> Directions for this task
Return the lines of the material below word for word, beginning at the line that contains "Patent image size: (982, 858)." and stopping after the line that contains "The vehicle 1 is at (803, 338).".

(Stored items)
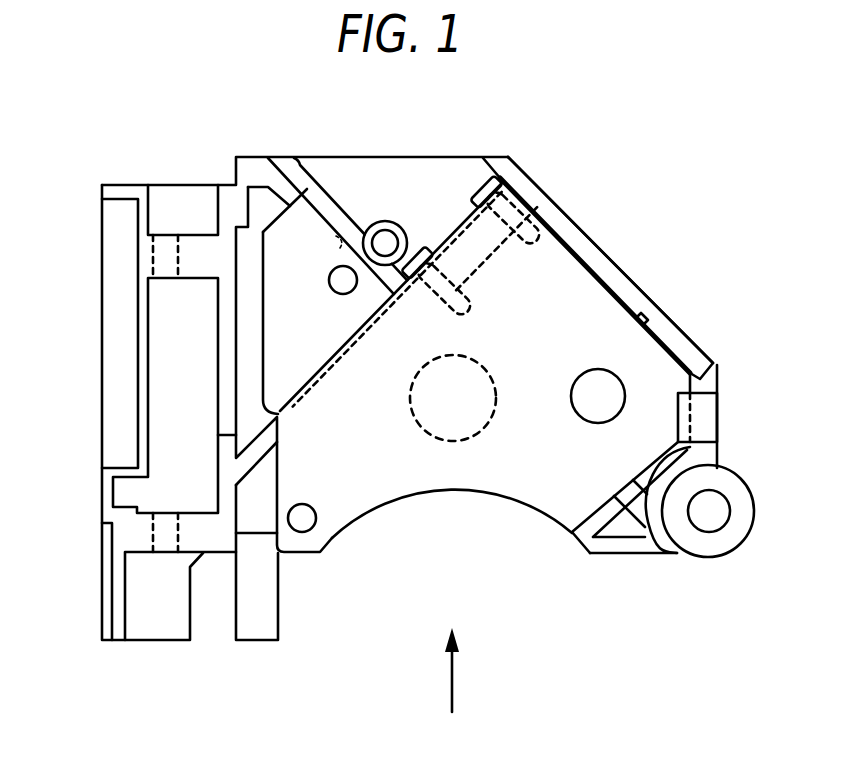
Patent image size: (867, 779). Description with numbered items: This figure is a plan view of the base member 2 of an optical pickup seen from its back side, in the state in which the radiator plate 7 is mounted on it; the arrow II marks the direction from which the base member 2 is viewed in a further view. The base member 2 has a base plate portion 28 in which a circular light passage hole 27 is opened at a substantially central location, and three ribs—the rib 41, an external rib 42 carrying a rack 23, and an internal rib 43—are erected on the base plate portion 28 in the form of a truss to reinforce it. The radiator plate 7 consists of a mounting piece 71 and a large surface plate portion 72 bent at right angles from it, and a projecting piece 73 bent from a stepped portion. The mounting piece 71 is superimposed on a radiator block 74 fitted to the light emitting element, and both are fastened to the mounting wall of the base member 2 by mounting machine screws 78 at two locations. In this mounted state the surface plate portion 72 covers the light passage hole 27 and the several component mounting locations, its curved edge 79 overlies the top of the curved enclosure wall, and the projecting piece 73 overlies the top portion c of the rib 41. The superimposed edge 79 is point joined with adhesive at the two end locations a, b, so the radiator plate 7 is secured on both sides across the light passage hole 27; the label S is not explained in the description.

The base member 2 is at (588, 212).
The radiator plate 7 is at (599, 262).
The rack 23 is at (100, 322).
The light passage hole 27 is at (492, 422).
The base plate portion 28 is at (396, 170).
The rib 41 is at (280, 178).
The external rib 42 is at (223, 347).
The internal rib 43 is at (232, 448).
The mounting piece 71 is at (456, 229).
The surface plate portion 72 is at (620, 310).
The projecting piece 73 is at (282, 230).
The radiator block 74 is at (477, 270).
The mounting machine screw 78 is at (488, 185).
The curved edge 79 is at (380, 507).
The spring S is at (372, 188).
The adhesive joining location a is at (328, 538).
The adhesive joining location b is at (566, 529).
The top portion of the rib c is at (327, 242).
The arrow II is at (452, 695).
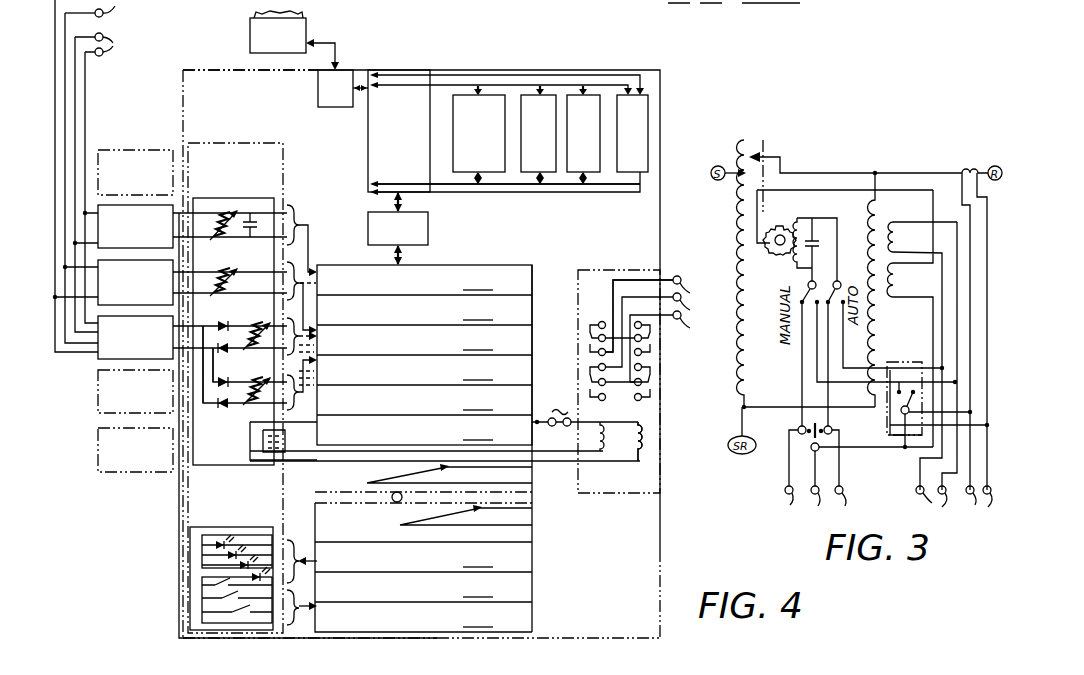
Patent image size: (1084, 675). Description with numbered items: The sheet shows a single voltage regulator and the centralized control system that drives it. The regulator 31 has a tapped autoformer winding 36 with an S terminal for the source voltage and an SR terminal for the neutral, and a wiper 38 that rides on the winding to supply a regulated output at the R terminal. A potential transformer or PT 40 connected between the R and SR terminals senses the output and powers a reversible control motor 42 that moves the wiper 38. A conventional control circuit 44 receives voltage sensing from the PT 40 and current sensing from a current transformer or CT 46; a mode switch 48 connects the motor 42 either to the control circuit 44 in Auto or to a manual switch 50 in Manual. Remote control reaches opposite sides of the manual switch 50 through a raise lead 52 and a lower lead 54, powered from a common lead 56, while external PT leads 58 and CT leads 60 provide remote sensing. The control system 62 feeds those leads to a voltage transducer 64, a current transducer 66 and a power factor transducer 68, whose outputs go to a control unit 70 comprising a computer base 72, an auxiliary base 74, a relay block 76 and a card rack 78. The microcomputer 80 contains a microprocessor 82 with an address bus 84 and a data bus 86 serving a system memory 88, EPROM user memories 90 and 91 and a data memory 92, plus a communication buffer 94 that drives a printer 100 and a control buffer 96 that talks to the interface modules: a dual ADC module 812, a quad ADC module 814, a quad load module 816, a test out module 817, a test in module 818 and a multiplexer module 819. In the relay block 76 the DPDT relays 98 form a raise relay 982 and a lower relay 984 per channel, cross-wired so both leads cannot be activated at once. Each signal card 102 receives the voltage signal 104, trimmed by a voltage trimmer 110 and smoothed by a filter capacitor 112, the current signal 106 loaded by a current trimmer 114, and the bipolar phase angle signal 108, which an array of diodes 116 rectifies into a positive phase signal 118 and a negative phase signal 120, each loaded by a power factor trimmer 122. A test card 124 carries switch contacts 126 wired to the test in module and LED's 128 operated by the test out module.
--
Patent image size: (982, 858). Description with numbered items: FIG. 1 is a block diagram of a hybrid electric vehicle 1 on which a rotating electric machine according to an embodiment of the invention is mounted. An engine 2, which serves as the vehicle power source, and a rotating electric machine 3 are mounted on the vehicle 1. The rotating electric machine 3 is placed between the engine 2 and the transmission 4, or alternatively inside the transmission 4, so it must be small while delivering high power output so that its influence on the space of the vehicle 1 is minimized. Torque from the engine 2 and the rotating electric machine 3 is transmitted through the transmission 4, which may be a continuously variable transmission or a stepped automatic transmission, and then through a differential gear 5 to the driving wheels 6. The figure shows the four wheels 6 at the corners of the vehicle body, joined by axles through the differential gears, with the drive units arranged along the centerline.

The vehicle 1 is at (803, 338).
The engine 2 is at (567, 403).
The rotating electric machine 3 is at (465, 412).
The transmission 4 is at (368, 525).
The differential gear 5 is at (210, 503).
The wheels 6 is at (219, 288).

> Reply to the exercise
Patent image size: (982, 858). Description with numbered items: FIG. 1 is a block diagram of a hybrid electric vehicle 1 on which a rotating electric machine according to an embodiment of the invention is mounted. An engine 2, which serves as the vehicle power source, and a rotating electric machine 3 are mounted on the vehicle 1. The rotating electric machine 3 is placed between the engine 2 and the transmission 4, or alternatively inside the transmission 4, so it must be small while delivering high power output so that its influence on the space of the vehicle 1 is minimized. Torque from the engine 2 and the rotating electric machine 3 is transmitted through the transmission 4, which may be a continuously variable transmission or a stepped automatic transmission, and then through a differential gear 5 to the driving wheels 6. The figure shows the four wheels 6 at the corners of the vehicle body, joined by axles through the differential gears, with the drive units arranged along the centerline.

The vehicle 1 is at (803, 338).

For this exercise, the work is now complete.